What to do: Take each line that has the word "accel" and return it.

Data for this exercise:
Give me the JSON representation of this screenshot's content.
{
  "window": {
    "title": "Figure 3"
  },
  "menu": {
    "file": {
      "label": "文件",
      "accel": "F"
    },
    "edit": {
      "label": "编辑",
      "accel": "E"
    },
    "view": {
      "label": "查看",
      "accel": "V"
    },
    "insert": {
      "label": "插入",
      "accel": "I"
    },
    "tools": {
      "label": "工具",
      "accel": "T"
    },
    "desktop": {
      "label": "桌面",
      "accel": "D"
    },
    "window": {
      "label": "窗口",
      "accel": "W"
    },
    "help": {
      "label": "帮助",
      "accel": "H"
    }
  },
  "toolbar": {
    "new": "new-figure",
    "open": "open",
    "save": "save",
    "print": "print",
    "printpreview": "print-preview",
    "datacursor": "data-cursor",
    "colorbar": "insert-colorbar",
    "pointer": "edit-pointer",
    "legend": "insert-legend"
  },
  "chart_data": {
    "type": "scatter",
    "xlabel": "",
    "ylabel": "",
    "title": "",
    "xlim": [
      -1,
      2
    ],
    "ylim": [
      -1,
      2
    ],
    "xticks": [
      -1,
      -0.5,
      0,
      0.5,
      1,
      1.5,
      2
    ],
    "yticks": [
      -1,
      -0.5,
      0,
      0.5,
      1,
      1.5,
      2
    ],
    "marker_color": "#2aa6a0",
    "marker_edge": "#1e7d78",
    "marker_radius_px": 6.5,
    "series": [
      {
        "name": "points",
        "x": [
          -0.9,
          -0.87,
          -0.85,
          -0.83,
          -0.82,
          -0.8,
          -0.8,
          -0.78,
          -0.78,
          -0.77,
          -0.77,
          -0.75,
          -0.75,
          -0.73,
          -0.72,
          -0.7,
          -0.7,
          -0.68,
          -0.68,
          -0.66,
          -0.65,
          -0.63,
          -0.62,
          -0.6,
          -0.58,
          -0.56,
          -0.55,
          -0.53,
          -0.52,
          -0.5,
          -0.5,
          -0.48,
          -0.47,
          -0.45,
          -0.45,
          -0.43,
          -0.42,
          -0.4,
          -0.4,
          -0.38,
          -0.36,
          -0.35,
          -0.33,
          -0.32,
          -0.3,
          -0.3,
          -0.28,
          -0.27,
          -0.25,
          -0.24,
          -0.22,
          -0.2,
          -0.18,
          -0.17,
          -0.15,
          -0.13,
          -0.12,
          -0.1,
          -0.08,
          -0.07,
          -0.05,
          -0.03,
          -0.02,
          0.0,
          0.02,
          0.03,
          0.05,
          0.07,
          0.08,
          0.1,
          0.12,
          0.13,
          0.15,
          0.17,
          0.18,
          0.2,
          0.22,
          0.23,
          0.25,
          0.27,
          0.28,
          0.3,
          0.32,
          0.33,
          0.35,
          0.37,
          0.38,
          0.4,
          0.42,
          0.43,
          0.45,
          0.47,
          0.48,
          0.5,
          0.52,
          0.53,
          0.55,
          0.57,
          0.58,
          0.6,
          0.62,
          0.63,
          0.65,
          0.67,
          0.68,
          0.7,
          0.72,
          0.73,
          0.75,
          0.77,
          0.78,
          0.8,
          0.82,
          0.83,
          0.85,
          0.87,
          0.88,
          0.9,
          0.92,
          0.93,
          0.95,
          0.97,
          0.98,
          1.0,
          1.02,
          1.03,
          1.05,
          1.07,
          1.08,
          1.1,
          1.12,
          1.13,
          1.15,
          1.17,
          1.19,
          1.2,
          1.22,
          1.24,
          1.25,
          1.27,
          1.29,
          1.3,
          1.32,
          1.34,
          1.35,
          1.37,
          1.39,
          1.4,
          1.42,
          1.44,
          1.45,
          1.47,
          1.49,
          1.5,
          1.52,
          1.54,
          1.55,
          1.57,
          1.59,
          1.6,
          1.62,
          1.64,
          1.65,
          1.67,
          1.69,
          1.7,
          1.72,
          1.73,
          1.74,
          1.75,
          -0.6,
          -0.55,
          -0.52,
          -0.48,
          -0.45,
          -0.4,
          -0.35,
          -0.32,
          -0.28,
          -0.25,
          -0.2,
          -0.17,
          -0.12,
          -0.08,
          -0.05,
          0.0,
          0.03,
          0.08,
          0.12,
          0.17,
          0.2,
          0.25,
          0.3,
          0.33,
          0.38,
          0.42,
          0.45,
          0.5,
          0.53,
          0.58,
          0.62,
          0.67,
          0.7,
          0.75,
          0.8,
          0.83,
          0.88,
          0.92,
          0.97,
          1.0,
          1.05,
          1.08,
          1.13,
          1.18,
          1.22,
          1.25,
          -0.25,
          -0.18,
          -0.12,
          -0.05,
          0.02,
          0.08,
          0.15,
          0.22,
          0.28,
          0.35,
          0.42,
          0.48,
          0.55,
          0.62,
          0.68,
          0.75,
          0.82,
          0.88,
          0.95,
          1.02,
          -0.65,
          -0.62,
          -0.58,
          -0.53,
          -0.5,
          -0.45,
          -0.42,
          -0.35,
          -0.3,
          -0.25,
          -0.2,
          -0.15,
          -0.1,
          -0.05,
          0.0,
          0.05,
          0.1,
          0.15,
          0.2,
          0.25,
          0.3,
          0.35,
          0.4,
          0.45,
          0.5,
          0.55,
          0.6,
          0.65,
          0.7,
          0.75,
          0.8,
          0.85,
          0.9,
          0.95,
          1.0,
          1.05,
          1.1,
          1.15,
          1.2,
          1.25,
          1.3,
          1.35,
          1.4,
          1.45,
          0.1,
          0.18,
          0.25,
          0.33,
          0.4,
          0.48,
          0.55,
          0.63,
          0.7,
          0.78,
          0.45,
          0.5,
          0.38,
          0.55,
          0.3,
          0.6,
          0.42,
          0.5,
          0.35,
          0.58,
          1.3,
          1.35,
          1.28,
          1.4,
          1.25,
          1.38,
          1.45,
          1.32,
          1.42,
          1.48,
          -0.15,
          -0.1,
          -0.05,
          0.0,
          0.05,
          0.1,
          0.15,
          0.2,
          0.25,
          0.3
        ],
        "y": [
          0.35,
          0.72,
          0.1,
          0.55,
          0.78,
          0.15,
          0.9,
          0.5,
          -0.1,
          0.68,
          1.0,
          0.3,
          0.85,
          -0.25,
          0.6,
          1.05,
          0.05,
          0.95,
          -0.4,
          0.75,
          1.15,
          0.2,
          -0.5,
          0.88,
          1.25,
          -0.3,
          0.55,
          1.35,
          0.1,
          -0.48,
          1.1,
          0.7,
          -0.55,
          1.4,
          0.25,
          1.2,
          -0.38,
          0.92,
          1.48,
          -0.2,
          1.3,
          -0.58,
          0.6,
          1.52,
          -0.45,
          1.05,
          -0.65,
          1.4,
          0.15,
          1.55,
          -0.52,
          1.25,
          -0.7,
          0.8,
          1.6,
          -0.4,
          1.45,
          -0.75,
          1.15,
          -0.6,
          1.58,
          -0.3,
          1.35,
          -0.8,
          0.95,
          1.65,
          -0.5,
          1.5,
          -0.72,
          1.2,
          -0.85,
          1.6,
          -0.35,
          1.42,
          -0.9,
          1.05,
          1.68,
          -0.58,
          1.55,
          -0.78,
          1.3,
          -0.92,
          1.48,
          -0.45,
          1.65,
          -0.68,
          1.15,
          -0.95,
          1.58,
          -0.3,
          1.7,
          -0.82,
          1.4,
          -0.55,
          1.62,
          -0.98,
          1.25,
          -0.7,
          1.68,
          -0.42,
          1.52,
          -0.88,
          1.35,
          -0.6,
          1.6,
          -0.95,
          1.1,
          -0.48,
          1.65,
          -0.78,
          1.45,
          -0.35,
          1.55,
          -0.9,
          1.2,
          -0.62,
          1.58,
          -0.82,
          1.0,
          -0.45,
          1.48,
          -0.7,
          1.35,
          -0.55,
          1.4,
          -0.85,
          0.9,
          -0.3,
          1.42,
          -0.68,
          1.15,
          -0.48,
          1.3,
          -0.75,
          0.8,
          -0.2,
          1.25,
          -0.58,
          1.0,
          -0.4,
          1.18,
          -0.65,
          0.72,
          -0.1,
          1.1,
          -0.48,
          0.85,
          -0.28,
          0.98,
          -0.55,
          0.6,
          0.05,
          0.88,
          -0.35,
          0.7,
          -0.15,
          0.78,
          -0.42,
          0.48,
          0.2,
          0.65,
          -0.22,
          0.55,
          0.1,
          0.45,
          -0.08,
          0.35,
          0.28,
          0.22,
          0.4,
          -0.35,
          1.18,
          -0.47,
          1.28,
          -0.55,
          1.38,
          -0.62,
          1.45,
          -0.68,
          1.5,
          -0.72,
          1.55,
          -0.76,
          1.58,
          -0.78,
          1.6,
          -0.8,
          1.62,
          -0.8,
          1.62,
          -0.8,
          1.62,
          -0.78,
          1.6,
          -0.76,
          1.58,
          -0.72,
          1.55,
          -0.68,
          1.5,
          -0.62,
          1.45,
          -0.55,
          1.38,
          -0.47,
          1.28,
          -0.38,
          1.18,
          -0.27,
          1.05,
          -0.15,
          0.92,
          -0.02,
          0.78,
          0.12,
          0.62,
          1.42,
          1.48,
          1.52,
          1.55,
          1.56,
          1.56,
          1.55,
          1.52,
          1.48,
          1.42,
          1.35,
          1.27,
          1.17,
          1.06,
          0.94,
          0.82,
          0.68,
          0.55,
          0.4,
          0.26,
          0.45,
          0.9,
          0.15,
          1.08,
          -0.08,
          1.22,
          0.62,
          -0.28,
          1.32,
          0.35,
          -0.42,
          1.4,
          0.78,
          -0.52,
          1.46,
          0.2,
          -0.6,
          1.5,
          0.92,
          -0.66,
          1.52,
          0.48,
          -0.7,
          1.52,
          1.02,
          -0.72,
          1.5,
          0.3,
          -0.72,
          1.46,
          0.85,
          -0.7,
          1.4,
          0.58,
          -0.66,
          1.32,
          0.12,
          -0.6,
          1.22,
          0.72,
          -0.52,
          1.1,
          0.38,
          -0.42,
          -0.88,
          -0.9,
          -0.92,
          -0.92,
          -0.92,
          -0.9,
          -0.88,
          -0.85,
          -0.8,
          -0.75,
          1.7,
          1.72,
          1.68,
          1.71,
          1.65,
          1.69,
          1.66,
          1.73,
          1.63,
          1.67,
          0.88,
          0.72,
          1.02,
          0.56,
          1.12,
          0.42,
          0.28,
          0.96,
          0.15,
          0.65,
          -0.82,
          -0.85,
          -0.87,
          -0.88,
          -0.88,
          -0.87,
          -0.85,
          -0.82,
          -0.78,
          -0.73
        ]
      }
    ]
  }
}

The result:
      "accel": "F"
      "accel": "E"
      "accel": "V"
      "accel": "I"
      "accel": "T"
      "accel": "D"
      "accel": "W"
      "accel": "H"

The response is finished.